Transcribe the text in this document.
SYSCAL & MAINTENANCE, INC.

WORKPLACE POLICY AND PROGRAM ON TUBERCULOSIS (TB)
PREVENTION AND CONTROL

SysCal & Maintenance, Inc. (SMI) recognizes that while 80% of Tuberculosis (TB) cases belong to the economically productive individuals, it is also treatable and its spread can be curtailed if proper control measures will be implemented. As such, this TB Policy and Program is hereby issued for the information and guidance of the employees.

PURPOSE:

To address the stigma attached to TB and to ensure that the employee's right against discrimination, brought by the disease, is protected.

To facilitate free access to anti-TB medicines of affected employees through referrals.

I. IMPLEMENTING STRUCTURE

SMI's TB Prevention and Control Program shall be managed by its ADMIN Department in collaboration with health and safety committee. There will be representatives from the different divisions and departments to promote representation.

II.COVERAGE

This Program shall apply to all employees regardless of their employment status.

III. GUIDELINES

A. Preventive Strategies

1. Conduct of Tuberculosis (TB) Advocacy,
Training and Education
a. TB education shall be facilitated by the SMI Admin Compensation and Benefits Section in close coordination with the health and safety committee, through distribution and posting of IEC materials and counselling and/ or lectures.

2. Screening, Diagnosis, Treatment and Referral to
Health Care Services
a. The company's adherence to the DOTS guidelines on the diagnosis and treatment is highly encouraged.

———

» Work required: Print the records once more, exactly as they were given.

» Solution to this problem:
Transcribe the text in this document.
SYSCAL & MAINTENANCE, INC.

WORKPLACE POLICY AND PROGRAM ON TUBERCULOSIS (TB)
PREVENTION AND CONTROL

SysCal & Maintenance, Inc. (SMI) recognizes that while 80% of Tuberculosis (TB) cases belong to the economically productive individuals, it is also treatable and its spread can be curtailed if proper control measures will be implemented. As such, this TB Policy and Program is hereby issued for the information and guidance of the employees.

PURPOSE:

To address the stigma attached to TB and to ensure that the employee's right against discrimination, brought by the disease, is protected.

To facilitate free access to anti-TB medicines of affected employees through referrals.

I. IMPLEMENTING STRUCTURE

SMI's TB Prevention and Control Program shall be managed by its ADMIN Department in collaboration with health and safety committee. There will be representatives from the different divisions and departments to promote representation.

II.COVERAGE

This Program shall apply to all employees regardless of their employment status.

III. GUIDELINES

A. Preventive Strategies

1. Conduct of Tuberculosis (TB) Advocacy,
Training and Education
a. TB education shall be facilitated by the SMI Admin Compensation and Benefits Section in close coordination with the health and safety committee, through distribution and posting of IEC materials and counselling and/ or lectures.

2. Screening, Diagnosis, Treatment and Referral to
Health Care Services
a. The company's adherence to the DOTS guidelines on the diagnosis and treatment is highly encouraged.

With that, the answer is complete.